__AIM__
Could you give the data below again, exactly and completely?

__DATA ENTRIES__
____________________

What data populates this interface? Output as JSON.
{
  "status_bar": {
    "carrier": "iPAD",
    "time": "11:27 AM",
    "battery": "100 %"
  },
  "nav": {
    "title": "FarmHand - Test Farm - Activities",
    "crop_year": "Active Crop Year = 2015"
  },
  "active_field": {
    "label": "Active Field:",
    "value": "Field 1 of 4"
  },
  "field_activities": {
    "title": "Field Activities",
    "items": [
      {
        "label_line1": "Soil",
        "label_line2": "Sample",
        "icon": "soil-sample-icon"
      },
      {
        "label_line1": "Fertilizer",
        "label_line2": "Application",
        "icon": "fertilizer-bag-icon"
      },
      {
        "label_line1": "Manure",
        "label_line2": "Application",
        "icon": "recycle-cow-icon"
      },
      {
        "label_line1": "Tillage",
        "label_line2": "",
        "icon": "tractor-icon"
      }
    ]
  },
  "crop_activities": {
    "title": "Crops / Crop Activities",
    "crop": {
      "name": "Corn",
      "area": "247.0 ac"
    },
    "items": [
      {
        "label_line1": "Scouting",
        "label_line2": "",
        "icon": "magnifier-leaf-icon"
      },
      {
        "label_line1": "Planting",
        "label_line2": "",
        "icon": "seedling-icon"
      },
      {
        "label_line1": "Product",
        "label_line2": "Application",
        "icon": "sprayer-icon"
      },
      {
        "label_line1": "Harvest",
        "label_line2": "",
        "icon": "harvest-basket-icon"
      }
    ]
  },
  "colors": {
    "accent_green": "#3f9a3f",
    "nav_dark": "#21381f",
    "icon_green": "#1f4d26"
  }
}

____________________

__RESPONSE TO THE EXERCISE__
What data populates this interface? Output as JSON.
{
  "status_bar": {
    "carrier": "iPAD",
    "time": "11:27 AM",
    "battery": "100 %"
  },
  "nav": {
    "title": "FarmHand - Test Farm - Activities",
    "crop_year": "Active Crop Year = 2015"
  },
  "active_field": {
    "label": "Active Field:",
    "value": "Field 1 of 4"
  },
  "field_activities": {
    "title": "Field Activities",
    "items": [
      {
        "label_line1": "Soil",
        "label_line2": "Sample",
        "icon": "soil-sample-icon"
      },
      {
        "label_line1": "Fertilizer",
        "label_line2": "Application",
        "icon": "fertilizer-bag-icon"
      },
      {
        "label_line1": "Manure",
        "label_line2": "Application",
        "icon": "recycle-cow-icon"
      },
      {
        "label_line1": "Tillage",
        "label_line2": "",
        "icon": "tractor-icon"
      }
    ]
  },
  "crop_activities": {
    "title": "Crops / Crop Activities",
    "crop": {
      "name": "Corn",
      "area": "247.0 ac"
    },
    "items": [
      {
        "label_line1": "Scouting",
        "label_line2": "",
        "icon": "magnifier-leaf-icon"
      },
      {
        "label_line1": "Planting",
        "label_line2": "",
        "icon": "seedling-icon"
      },
      {
        "label_line1": "Product",
        "label_line2": "Application",
        "icon": "sprayer-icon"
      },
      {
        "label_line1": "Harvest",
        "label_line2": "",
        "icon": "harvest-basket-icon"
      }
    ]
  },
  "colors": {
    "accent_green": "#3f9a3f",
    "nav_dark": "#21381f",
    "icon_green": "#1f4d26"
  }
}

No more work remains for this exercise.